:: YOUR TASK ::
Leave out the pictures and restate the rest of the data exactly.
─── SUPPLIED ENTRIES ───
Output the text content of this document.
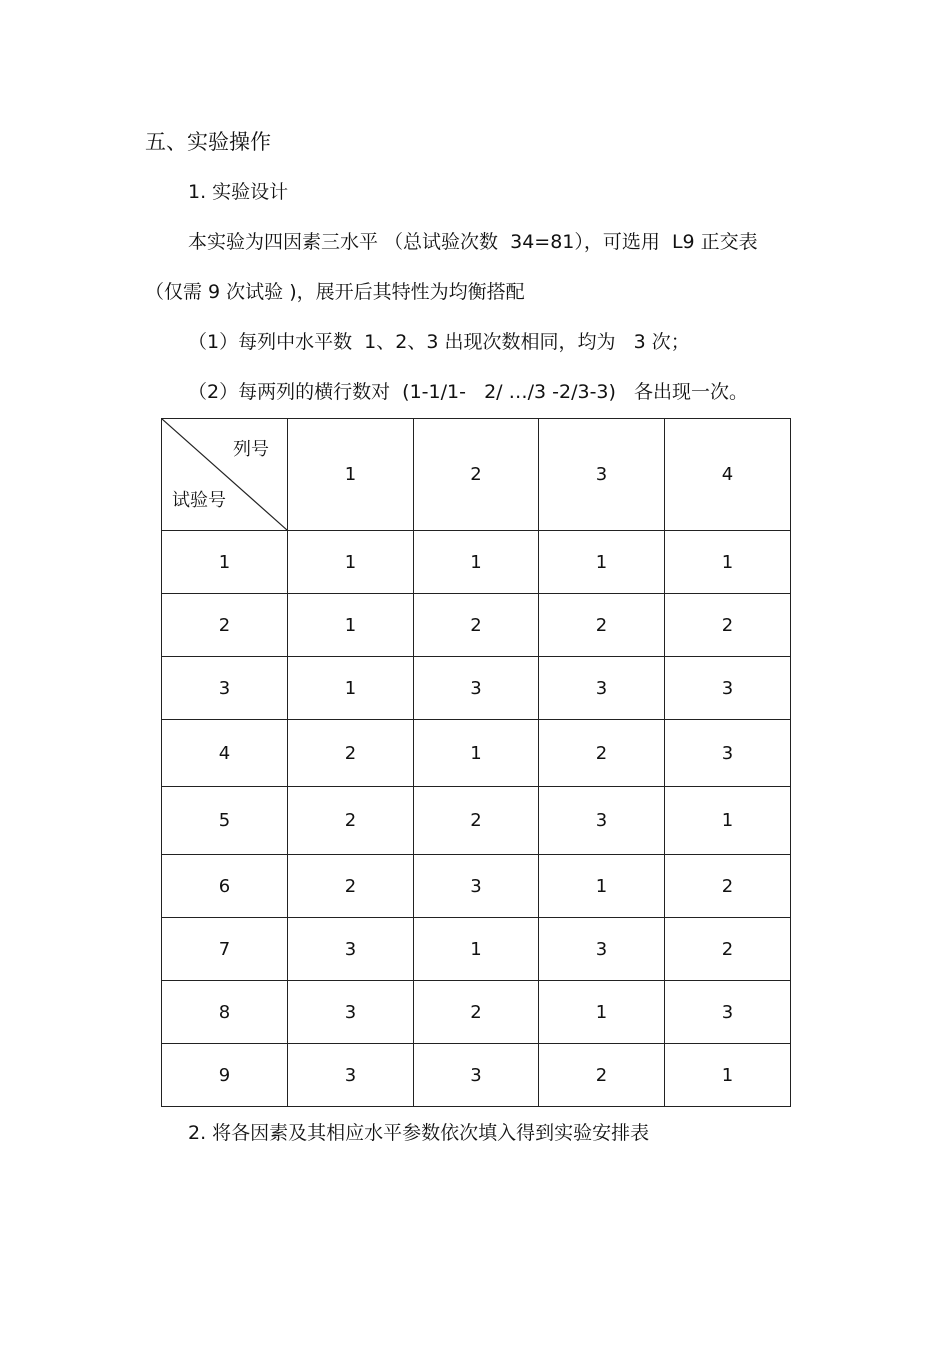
五、实验操作
1. 实验设计
本实验为四因素三水平 （总试验次数  34=81），可选用  L9 正交表
（仅需 9 次试验 )，展开后其特性为均衡搭配
（1）每列中水平数  1、2、3 出现次数相同，均为   3 次；
（2）每两列的横行数对  (1-1/1-   2/ …/3 -2/3-3)   各出现一次。
列号
试验号	1	2	3	4
1	1	1	1	1
2	1	2	2	2
3	1	3	3	3
4	2	1	2	3
5	2	2	3	1
6	2	3	1	2
7	3	1	3	2
8	3	2	1	3
9	3	3	2	1
2. 将各因素及其相应水平参数依次填入得到实验安排表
───
:: OUTPUT FOR THIS EXERCISE ::
Output the text content of this document.
五、实验操作
1. 实验设计
本实验为四因素三水平 （总试验次数  34=81），可选用  L9 正交表
（仅需 9 次试验 )，展开后其特性为均衡搭配
（1）每列中水平数  1、2、3 出现次数相同，均为   3 次；
（2）每两列的横行数对  (1-1/1-   2/ …/3 -2/3-3)   各出现一次。
列号
试验号	1	2	3	4
1	1	1	1	1
2	1	2	2	2
3	1	3	3	3
4	2	1	2	3
5	2	2	3	1
6	2	3	1	2
7	3	1	3	2
8	3	2	1	3
9	3	3	2	1
2. 将各因素及其相应水平参数依次填入得到实验安排表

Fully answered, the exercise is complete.